Look through the entries below and report how many lines hold the string "icon". Only the number is wanted.

☆ ☆ ☆

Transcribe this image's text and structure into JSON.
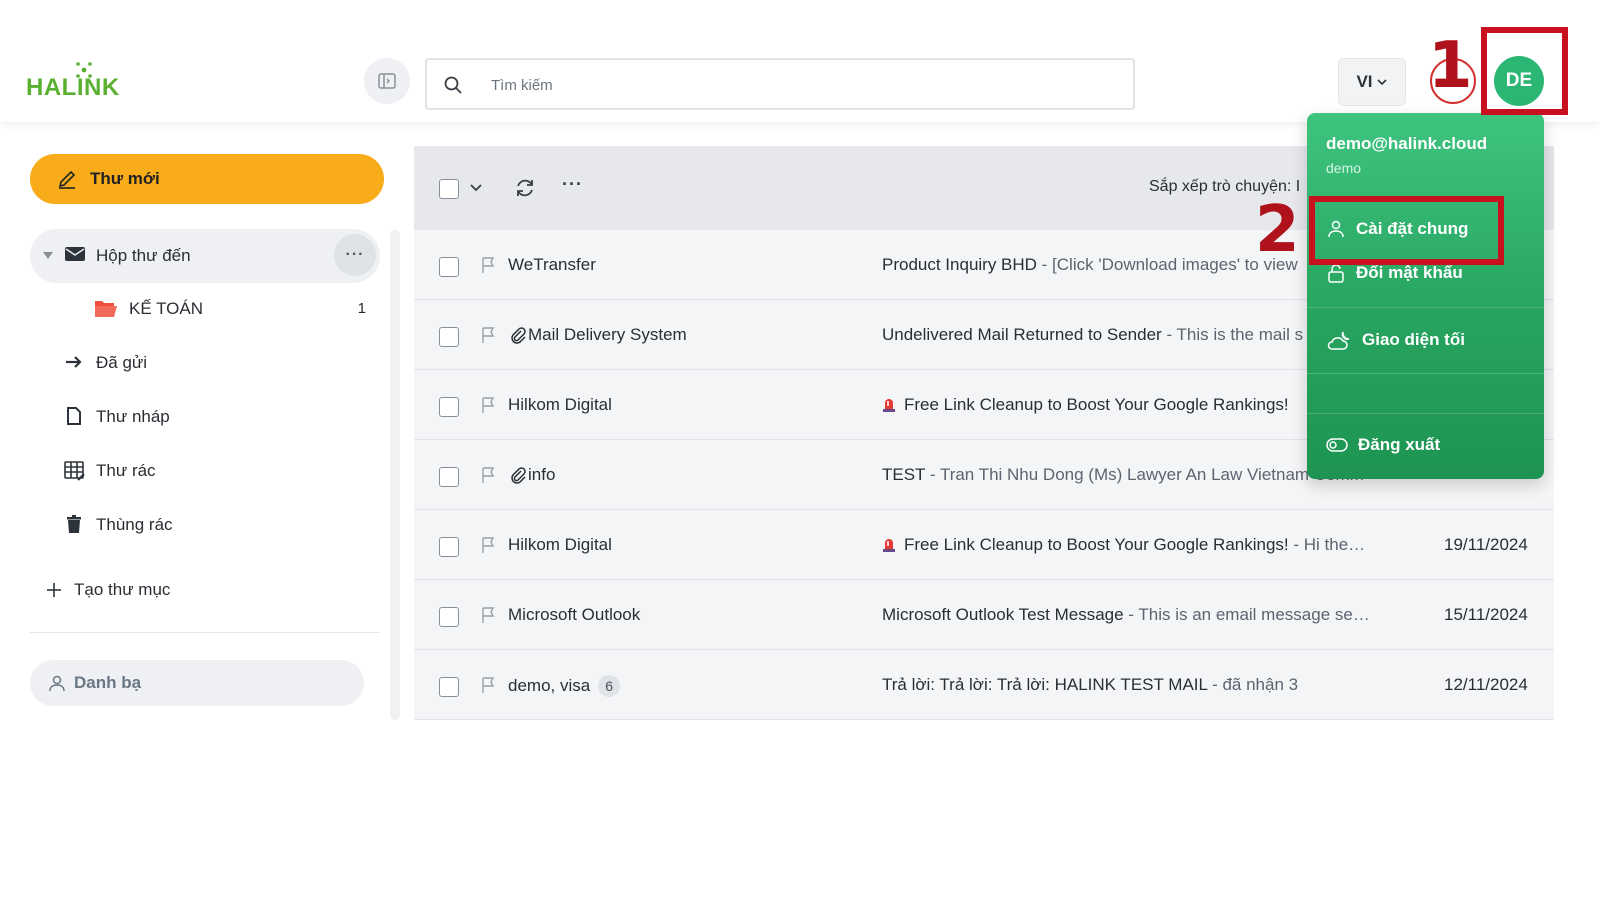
{
  "header": {
    "logo_text": "HALINK",
    "search_placeholder": "Tìm kiếm",
    "language": "VI",
    "avatar_initials": "DE"
  },
  "annotations": {
    "step1": "1",
    "step2": "2"
  },
  "user_menu": {
    "email": "demo@halink.cloud",
    "username": "demo",
    "items": [
      {
        "label": "Cài đặt chung",
        "icon": "user-icon"
      },
      {
        "label": "Đổi mật khẩu",
        "icon": "lock-icon"
      },
      {
        "label": "Giao diện tối",
        "icon": "cloud-moon-icon"
      },
      {
        "label": "Đăng xuất",
        "icon": "toggle-icon"
      }
    ]
  },
  "sidebar": {
    "compose_label": "Thư mới",
    "inbox_label": "Hộp thư đến",
    "inbox_more": "···",
    "folders": [
      {
        "label": "KẾ TOÁN",
        "count": "1"
      }
    ],
    "items": [
      {
        "label": "Đã gửi",
        "icon": "arrow-right-icon"
      },
      {
        "label": "Thư nháp",
        "icon": "document-icon"
      },
      {
        "label": "Thư rác",
        "icon": "spam-icon"
      },
      {
        "label": "Thùng rác",
        "icon": "trash-icon"
      }
    ],
    "create_folder": "Tạo thư mục",
    "contacts": "Danh bạ"
  },
  "toolbar": {
    "more": "···",
    "sort_label": "Sắp xếp trò chuyện: I"
  },
  "emails": [
    {
      "sender": "WeTransfer",
      "attachment": false,
      "subject": "Product Inquiry BHD",
      "preview": " - [Click 'Download images' to view",
      "date": ""
    },
    {
      "sender": "Mail Delivery System",
      "attachment": true,
      "subject": "Undelivered Mail Returned to Sender",
      "preview": " - This is the mail s",
      "date": ""
    },
    {
      "sender": "Hilkom Digital",
      "attachment": false,
      "emoji": true,
      "subject": "Free Link Cleanup to Boost Your Google Rankings!",
      "preview": "",
      "date": ""
    },
    {
      "sender": "info",
      "attachment": true,
      "subject": "TEST",
      "preview": " - Tran Thi Nhu Dong (Ms) Lawyer An Law Vietnam Comm",
      "date": ""
    },
    {
      "sender": "Hilkom Digital",
      "attachment": false,
      "emoji": true,
      "subject": "Free Link Cleanup to Boost Your Google Rankings!",
      "preview": " - Hi the…",
      "date": "19/11/2024"
    },
    {
      "sender": "Microsoft Outlook",
      "attachment": false,
      "subject": "Microsoft Outlook Test Message",
      "preview": " - This is an email message se…",
      "date": "15/11/2024"
    },
    {
      "sender": "demo,  visa",
      "attachment": false,
      "badge": "6",
      "subject": "Trả lời: Trả lời: Trả lời: HALINK TEST MAIL",
      "preview": " - đã nhận 3",
      "date": "12/11/2024"
    }
  ],
  "colors": {
    "brand_green": "#5ab031",
    "compose_orange": "#f9ac19",
    "menu_green": "#27a460",
    "annotation_red": "#c8101e"
  }
}
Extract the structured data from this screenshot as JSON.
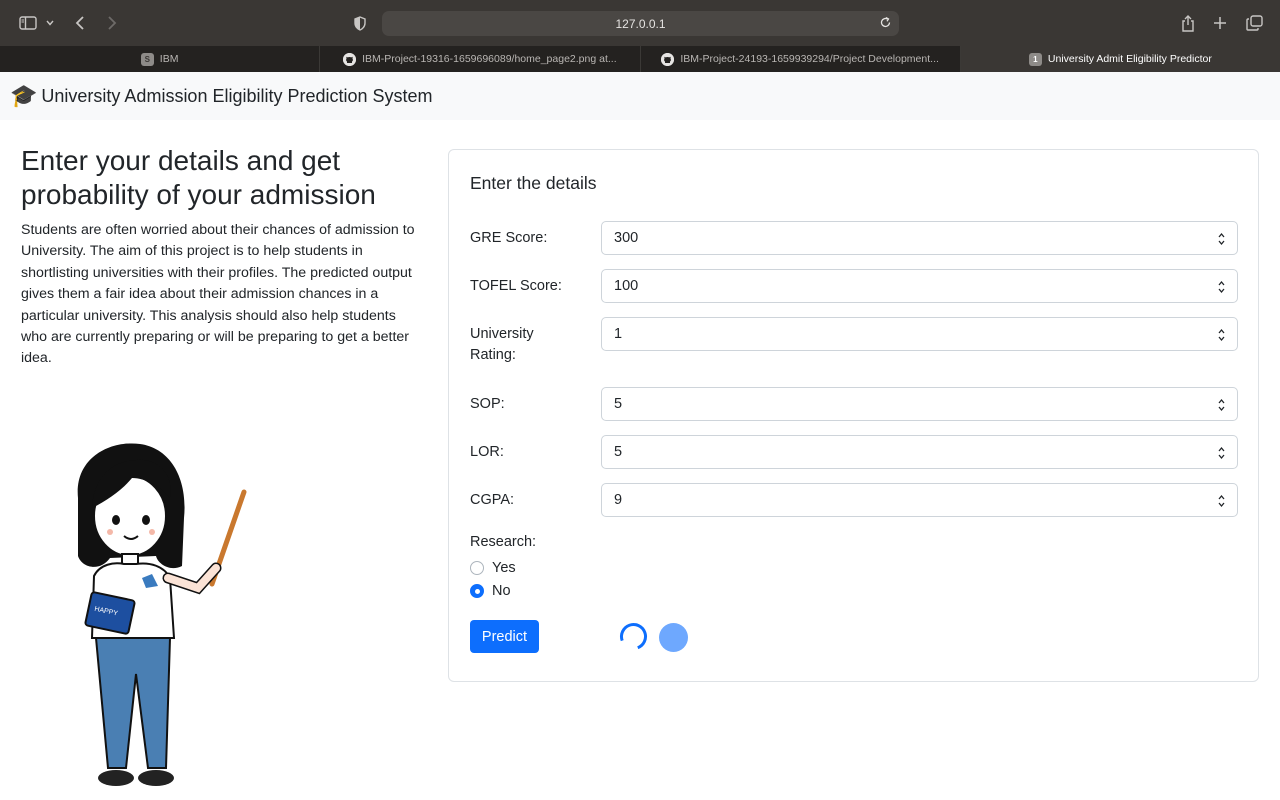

☆ ☆ ☆

* _FINISHED ANSWER_:
8